*Task brief*: Write out all of the entries exactly as given.

Data entries
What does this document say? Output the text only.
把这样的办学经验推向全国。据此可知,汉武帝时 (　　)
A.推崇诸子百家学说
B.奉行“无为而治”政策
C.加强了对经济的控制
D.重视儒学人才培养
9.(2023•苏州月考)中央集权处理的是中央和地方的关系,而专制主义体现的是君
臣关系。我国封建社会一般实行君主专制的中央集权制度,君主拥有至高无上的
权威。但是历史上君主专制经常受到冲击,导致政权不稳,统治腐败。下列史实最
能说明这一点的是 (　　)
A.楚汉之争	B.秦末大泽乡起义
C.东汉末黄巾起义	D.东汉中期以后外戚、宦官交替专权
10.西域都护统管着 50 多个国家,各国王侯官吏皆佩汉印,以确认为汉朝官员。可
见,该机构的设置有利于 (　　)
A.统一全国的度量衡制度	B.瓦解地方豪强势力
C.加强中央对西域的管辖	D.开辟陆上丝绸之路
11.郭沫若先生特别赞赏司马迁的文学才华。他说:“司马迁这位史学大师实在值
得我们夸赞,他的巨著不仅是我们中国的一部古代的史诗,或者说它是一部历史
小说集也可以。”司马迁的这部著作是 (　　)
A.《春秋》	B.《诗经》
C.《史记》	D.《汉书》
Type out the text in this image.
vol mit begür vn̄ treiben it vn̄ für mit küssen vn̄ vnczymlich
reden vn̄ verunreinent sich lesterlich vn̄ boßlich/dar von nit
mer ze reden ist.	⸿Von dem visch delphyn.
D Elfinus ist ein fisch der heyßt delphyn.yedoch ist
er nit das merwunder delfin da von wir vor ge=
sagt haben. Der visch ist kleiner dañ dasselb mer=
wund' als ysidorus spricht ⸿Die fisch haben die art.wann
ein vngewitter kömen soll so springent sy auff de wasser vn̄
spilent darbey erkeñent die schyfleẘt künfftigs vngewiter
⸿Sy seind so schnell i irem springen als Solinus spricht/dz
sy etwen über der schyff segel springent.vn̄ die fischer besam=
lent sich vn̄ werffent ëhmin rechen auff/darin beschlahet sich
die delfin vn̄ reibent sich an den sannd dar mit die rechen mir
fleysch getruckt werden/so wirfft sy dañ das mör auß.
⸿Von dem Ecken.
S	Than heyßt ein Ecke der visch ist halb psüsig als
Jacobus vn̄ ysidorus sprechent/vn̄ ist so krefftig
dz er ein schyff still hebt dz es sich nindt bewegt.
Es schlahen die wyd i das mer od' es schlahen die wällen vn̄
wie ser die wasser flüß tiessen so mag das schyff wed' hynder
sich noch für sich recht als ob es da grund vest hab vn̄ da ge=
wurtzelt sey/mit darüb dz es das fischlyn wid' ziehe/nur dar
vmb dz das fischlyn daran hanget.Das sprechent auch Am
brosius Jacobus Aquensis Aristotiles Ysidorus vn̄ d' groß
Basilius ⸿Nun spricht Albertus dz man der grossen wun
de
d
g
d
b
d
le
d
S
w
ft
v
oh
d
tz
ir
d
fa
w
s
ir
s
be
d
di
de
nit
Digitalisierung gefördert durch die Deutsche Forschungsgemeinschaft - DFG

*Answer for the task*:
What does this document say? Output the text only.
把这样的办学经验推向全国。据此可知,汉武帝时 (　　)
A.推崇诸子百家学说
B.奉行“无为而治”政策
C.加强了对经济的控制
D.重视儒学人才培养
9.(2023•苏州月考)中央集权处理的是中央和地方的关系,而专制主义体现的是君
臣关系。我国封建社会一般实行君主专制的中央集权制度,君主拥有至高无上的
权威。但是历史上君主专制经常受到冲击,导致政权不稳,统治腐败。下列史实最
能说明这一点的是 (　　)
A.楚汉之争	B.秦末大泽乡起义
C.东汉末黄巾起义	D.东汉中期以后外戚、宦官交替专权
10.西域都护统管着 50 多个国家,各国王侯官吏皆佩汉印,以确认为汉朝官员。可
见,该机构的设置有利于 (　　)
A.统一全国的度量衡制度	B.瓦解地方豪强势力
C.加强中央对西域的管辖	D.开辟陆上丝绸之路
11.郭沫若先生特别赞赏司马迁的文学才华。他说:“司马迁这位史学大师实在值
得我们夸赞,他的巨著不仅是我们中国的一部古代的史诗,或者说它是一部历史
小说集也可以。”司马迁的这部著作是 (　　)
A.《春秋》	B.《诗经》
C.《史记》	D.《汉书》
Type out the text in this image.
vol mit begür vn̄ treiben it vn̄ für mit küssen vn̄ vnczymlich
reden vn̄ verunreinent sich lesterlich vn̄ boßlich/dar von nit
mer ze reden ist.	⸿Von dem visch delphyn.
D Elfinus ist ein fisch der heyßt delphyn.yedoch ist
er nit das merwunder delfin da von wir vor ge=
sagt haben. Der visch ist kleiner dañ dasselb mer=
wund' als ysidorus spricht ⸿Die fisch haben die art.wann
ein vngewitter kömen soll so springent sy auff de wasser vn̄
spilent darbey erkeñent die schyfleẘt künfftigs vngewiter
⸿Sy seind so schnell i irem springen als Solinus spricht/dz
sy etwen über der schyff segel springent.vn̄ die fischer besam=
lent sich vn̄ werffent ëhmin rechen auff/darin beschlahet sich
die delfin vn̄ reibent sich an den sannd dar mit die rechen mir
fleysch getruckt werden/so wirfft sy dañ das mör auß.
⸿Von dem Ecken.
S	Than heyßt ein Ecke der visch ist halb psüsig als
Jacobus vn̄ ysidorus sprechent/vn̄ ist so krefftig
dz er ein schyff still hebt dz es sich nindt bewegt.
Es schlahen die wyd i das mer od' es schlahen die wällen vn̄
wie ser die wasser flüß tiessen so mag das schyff wed' hynder
sich noch für sich recht als ob es da grund vest hab vn̄ da ge=
wurtzelt sey/mit darüb dz es das fischlyn wid' ziehe/nur dar
vmb dz das fischlyn daran hanget.Das sprechent auch Am
brosius Jacobus Aquensis Aristotiles Ysidorus vn̄ d' groß
Basilius ⸿Nun spricht Albertus dz man der grossen wun
de
d
g
d
b
d
le
d
S
w
ft
v
oh
d
tz
ir
d
fa
w
s
ir
s
be
d
di
de
nit
Digitalisierung gefördert durch die Deutsche Forschungsgemeinschaft - DFG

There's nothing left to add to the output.